* start TASK INPUT *

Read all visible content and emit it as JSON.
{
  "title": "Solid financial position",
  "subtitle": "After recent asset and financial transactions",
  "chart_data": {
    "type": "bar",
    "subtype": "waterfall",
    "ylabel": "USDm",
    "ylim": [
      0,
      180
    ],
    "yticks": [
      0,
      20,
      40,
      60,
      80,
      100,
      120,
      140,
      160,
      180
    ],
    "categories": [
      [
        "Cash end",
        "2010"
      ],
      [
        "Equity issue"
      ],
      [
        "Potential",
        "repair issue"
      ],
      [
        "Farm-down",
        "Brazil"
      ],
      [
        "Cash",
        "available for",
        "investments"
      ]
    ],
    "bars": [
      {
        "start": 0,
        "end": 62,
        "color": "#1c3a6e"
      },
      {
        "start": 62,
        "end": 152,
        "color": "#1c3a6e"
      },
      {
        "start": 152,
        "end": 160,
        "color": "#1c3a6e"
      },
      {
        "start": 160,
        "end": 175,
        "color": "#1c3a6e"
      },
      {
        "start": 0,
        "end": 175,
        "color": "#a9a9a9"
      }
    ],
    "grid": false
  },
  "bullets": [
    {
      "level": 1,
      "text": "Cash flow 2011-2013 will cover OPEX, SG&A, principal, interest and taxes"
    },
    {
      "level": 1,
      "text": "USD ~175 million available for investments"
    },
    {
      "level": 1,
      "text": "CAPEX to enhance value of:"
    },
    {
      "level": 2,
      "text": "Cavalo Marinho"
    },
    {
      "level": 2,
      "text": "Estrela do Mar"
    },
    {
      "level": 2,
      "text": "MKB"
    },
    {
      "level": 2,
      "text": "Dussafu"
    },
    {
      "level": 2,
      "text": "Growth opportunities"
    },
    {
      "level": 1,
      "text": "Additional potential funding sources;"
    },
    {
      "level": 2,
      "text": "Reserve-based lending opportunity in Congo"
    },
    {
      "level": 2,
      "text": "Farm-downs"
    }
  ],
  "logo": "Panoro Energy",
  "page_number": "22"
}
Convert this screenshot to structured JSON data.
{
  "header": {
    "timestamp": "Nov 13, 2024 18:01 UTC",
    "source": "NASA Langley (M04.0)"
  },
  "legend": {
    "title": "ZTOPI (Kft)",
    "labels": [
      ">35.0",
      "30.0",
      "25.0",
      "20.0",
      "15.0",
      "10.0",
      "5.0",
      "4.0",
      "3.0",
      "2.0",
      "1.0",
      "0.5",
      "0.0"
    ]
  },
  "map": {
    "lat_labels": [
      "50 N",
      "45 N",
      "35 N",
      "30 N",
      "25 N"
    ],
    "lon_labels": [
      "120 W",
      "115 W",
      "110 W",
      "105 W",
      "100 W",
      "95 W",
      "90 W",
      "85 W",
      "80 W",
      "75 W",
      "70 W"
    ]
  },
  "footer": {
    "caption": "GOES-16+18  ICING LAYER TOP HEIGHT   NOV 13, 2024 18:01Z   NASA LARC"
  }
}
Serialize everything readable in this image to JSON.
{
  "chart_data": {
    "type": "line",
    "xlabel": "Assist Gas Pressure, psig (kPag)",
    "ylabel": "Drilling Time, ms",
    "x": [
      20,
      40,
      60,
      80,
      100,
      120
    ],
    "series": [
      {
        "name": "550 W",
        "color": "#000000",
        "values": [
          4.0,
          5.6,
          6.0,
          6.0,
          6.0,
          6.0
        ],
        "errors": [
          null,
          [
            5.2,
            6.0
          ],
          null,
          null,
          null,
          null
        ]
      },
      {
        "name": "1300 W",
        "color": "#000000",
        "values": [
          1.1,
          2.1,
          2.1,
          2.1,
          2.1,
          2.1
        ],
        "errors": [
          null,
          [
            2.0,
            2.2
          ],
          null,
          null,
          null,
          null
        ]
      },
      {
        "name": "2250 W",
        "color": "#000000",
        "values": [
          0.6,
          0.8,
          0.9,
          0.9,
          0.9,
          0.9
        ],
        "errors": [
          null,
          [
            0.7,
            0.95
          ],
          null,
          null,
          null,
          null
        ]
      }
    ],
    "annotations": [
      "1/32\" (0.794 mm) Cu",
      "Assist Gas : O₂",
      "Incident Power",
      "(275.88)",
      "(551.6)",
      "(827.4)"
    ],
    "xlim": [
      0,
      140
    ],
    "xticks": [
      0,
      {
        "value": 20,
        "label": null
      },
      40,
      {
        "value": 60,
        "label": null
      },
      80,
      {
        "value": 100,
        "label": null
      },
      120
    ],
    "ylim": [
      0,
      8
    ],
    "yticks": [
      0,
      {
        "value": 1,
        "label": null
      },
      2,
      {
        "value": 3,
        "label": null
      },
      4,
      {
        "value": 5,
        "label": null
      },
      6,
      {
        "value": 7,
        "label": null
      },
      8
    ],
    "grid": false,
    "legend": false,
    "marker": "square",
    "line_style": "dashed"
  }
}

* end TASK INPUT *

WHAT YOU WILL DO
Copy the records above exactly.

EXERCISE RESPONSE
Read all visible content and emit it as JSON.
{
  "title": "Solid financial position",
  "subtitle": "After recent asset and financial transactions",
  "chart_data": {
    "type": "bar",
    "subtype": "waterfall",
    "ylabel": "USDm",
    "ylim": [
      0,
      180
    ],
    "yticks": [
      0,
      20,
      40,
      60,
      80,
      100,
      120,
      140,
      160,
      180
    ],
    "categories": [
      [
        "Cash end",
        "2010"
      ],
      [
        "Equity issue"
      ],
      [
        "Potential",
        "repair issue"
      ],
      [
        "Farm-down",
        "Brazil"
      ],
      [
        "Cash",
        "available for",
        "investments"
      ]
    ],
    "bars": [
      {
        "start": 0,
        "end": 62,
        "color": "#1c3a6e"
      },
      {
        "start": 62,
        "end": 152,
        "color": "#1c3a6e"
      },
      {
        "start": 152,
        "end": 160,
        "color": "#1c3a6e"
      },
      {
        "start": 160,
        "end": 175,
        "color": "#1c3a6e"
      },
      {
        "start": 0,
        "end": 175,
        "color": "#a9a9a9"
      }
    ],
    "grid": false
  },
  "bullets": [
    {
      "level": 1,
      "text": "Cash flow 2011-2013 will cover OPEX, SG&A, principal, interest and taxes"
    },
    {
      "level": 1,
      "text": "USD ~175 million available for investments"
    },
    {
      "level": 1,
      "text": "CAPEX to enhance value of:"
    },
    {
      "level": 2,
      "text": "Cavalo Marinho"
    },
    {
      "level": 2,
      "text": "Estrela do Mar"
    },
    {
      "level": 2,
      "text": "MKB"
    },
    {
      "level": 2,
      "text": "Dussafu"
    },
    {
      "level": 2,
      "text": "Growth opportunities"
    },
    {
      "level": 1,
      "text": "Additional potential funding sources;"
    },
    {
      "level": 2,
      "text": "Reserve-based lending opportunity in Congo"
    },
    {
      "level": 2,
      "text": "Farm-downs"
    }
  ],
  "logo": "Panoro Energy",
  "page_number": "22"
}
Convert this screenshot to structured JSON data.
{
  "header": {
    "timestamp": "Nov 13, 2024 18:01 UTC",
    "source": "NASA Langley (M04.0)"
  },
  "legend": {
    "title": "ZTOPI (Kft)",
    "labels": [
      ">35.0",
      "30.0",
      "25.0",
      "20.0",
      "15.0",
      "10.0",
      "5.0",
      "4.0",
      "3.0",
      "2.0",
      "1.0",
      "0.5",
      "0.0"
    ]
  },
  "map": {
    "lat_labels": [
      "50 N",
      "45 N",
      "35 N",
      "30 N",
      "25 N"
    ],
    "lon_labels": [
      "120 W",
      "115 W",
      "110 W",
      "105 W",
      "100 W",
      "95 W",
      "90 W",
      "85 W",
      "80 W",
      "75 W",
      "70 W"
    ]
  },
  "footer": {
    "caption": "GOES-16+18  ICING LAYER TOP HEIGHT   NOV 13, 2024 18:01Z   NASA LARC"
  }
}
Serialize everything readable in this image to JSON.
{
  "chart_data": {
    "type": "line",
    "xlabel": "Assist Gas Pressure, psig (kPag)",
    "ylabel": "Drilling Time, ms",
    "x": [
      20,
      40,
      60,
      80,
      100,
      120
    ],
    "series": [
      {
        "name": "550 W",
        "color": "#000000",
        "values": [
          4.0,
          5.6,
          6.0,
          6.0,
          6.0,
          6.0
        ],
        "errors": [
          null,
          [
            5.2,
            6.0
          ],
          null,
          null,
          null,
          null
        ]
      },
      {
        "name": "1300 W",
        "color": "#000000",
        "values": [
          1.1,
          2.1,
          2.1,
          2.1,
          2.1,
          2.1
        ],
        "errors": [
          null,
          [
            2.0,
            2.2
          ],
          null,
          null,
          null,
          null
        ]
      },
      {
        "name": "2250 W",
        "color": "#000000",
        "values": [
          0.6,
          0.8,
          0.9,
          0.9,
          0.9,
          0.9
        ],
        "errors": [
          null,
          [
            0.7,
            0.95
          ],
          null,
          null,
          null,
          null
        ]
      }
    ],
    "annotations": [
      "1/32\" (0.794 mm) Cu",
      "Assist Gas : O₂",
      "Incident Power",
      "(275.88)",
      "(551.6)",
      "(827.4)"
    ],
    "xlim": [
      0,
      140
    ],
    "xticks": [
      0,
      {
        "value": 20,
        "label": null
      },
      40,
      {
        "value": 60,
        "label": null
      },
      80,
      {
        "value": 100,
        "label": null
      },
      120
    ],
    "ylim": [
      0,
      8
    ],
    "yticks": [
      0,
      {
        "value": 1,
        "label": null
      },
      2,
      {
        "value": 3,
        "label": null
      },
      4,
      {
        "value": 5,
        "label": null
      },
      6,
      {
        "value": 7,
        "label": null
      },
      8
    ],
    "grid": false,
    "legend": false,
    "marker": "square",
    "line_style": "dashed"
  }
}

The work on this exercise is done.